◆ **What to work on**: How many lines in the records below hold the string "RickyLimHC"? Answer with the number alone.

◆ **Extracted material**:
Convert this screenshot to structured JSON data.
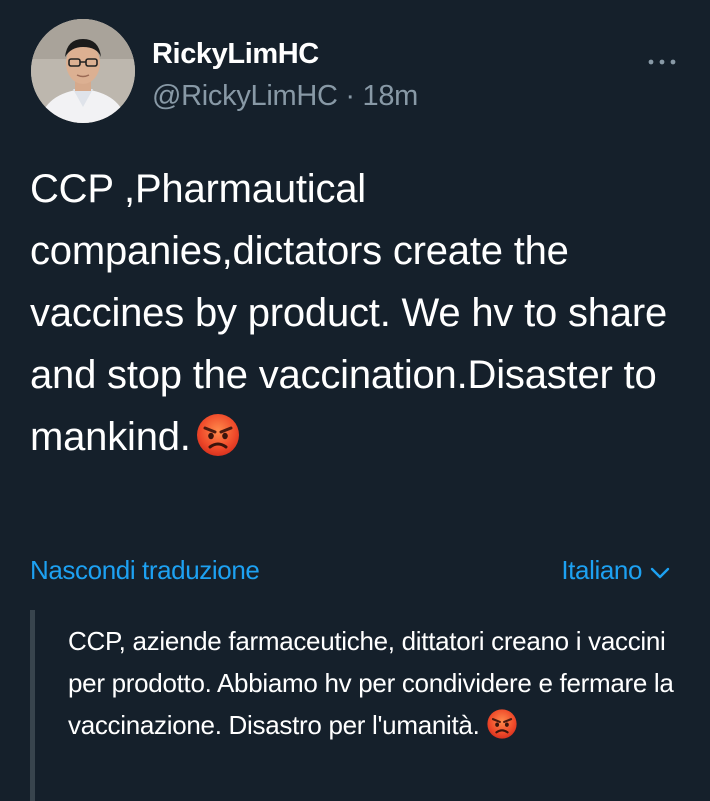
{
  "tweet": {
    "display_name": "RickyLimHC",
    "handle": "@RickyLimHC",
    "separator": " · ",
    "time": "18m",
    "text": "CCP ,Pharmautical companies,dictators create the vaccines by product. We hv to share and stop the vaccination.Disaster to mankind.",
    "text_emoji": "angry-face-emoji"
  },
  "translation": {
    "hide_label": "Nascondi traduzione",
    "language": "Italiano",
    "text": "CCP, aziende farmaceutiche, dittatori creano i vaccini per prodotto. Abbiamo hv per condividere e fermare la vaccinazione. Disastro per l'umanità.",
    "text_emoji": "angry-face-emoji"
  },
  "icons": {
    "more": "more-horizontal-icon",
    "chevron": "chevron-down-icon"
  },
  "colors": {
    "background": "#15202b",
    "text": "#ffffff",
    "muted": "#8899a6",
    "accent": "#1da1f2",
    "quote_bar": "#38444d"
  }
}
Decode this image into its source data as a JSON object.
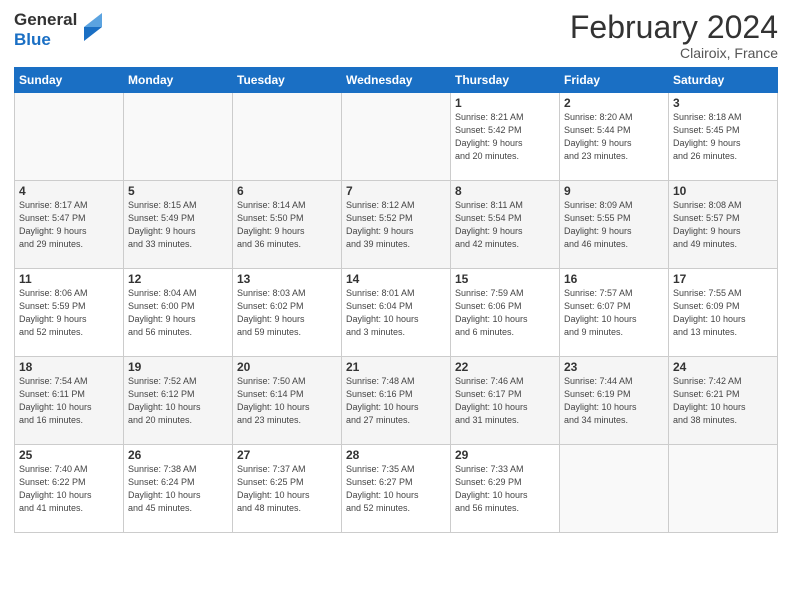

◆ **Solution to this task**: 2